### Challenge
Restate the full set of records exactly, without adding or dropping a word.

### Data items
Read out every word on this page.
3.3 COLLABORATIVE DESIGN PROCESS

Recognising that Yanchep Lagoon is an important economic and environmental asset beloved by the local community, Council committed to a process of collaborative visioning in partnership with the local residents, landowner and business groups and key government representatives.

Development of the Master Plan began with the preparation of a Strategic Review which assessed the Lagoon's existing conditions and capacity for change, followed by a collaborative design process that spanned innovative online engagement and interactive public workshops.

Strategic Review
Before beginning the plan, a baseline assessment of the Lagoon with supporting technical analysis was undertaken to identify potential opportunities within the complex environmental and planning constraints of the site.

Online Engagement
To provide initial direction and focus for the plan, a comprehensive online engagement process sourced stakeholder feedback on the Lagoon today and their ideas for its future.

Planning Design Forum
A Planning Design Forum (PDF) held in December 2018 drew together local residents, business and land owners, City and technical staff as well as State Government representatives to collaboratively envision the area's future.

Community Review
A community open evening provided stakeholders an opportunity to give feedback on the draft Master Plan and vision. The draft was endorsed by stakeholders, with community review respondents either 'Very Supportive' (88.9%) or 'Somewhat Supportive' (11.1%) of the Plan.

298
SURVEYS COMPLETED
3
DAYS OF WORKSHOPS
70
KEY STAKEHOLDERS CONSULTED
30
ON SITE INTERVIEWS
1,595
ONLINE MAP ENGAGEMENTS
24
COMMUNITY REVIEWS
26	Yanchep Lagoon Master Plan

### The reply
Read out every word on this page.
3.3 COLLABORATIVE DESIGN PROCESS

Recognising that Yanchep Lagoon is an important economic and environmental asset beloved by the local community, Council committed to a process of collaborative visioning in partnership with the local residents, landowner and business groups and key government representatives.

Development of the Master Plan began with the preparation of a Strategic Review which assessed the Lagoon's existing conditions and capacity for change, followed by a collaborative design process that spanned innovative online engagement and interactive public workshops.

Strategic Review
Before beginning the plan, a baseline assessment of the Lagoon with supporting technical analysis was undertaken to identify potential opportunities within the complex environmental and planning constraints of the site.

Online Engagement
To provide initial direction and focus for the plan, a comprehensive online engagement process sourced stakeholder feedback on the Lagoon today and their ideas for its future.

Planning Design Forum
A Planning Design Forum (PDF) held in December 2018 drew together local residents, business and land owners, City and technical staff as well as State Government representatives to collaboratively envision the area's future.

Community Review
A community open evening provided stakeholders an opportunity to give feedback on the draft Master Plan and vision. The draft was endorsed by stakeholders, with community review respondents either 'Very Supportive' (88.9%) or 'Somewhat Supportive' (11.1%) of the Plan.

298
SURVEYS COMPLETED
3
DAYS OF WORKSHOPS
70
KEY STAKEHOLDERS CONSULTED
30
ON SITE INTERVIEWS
1,595
ONLINE MAP ENGAGEMENTS
24
COMMUNITY REVIEWS
26	Yanchep Lagoon Master Plan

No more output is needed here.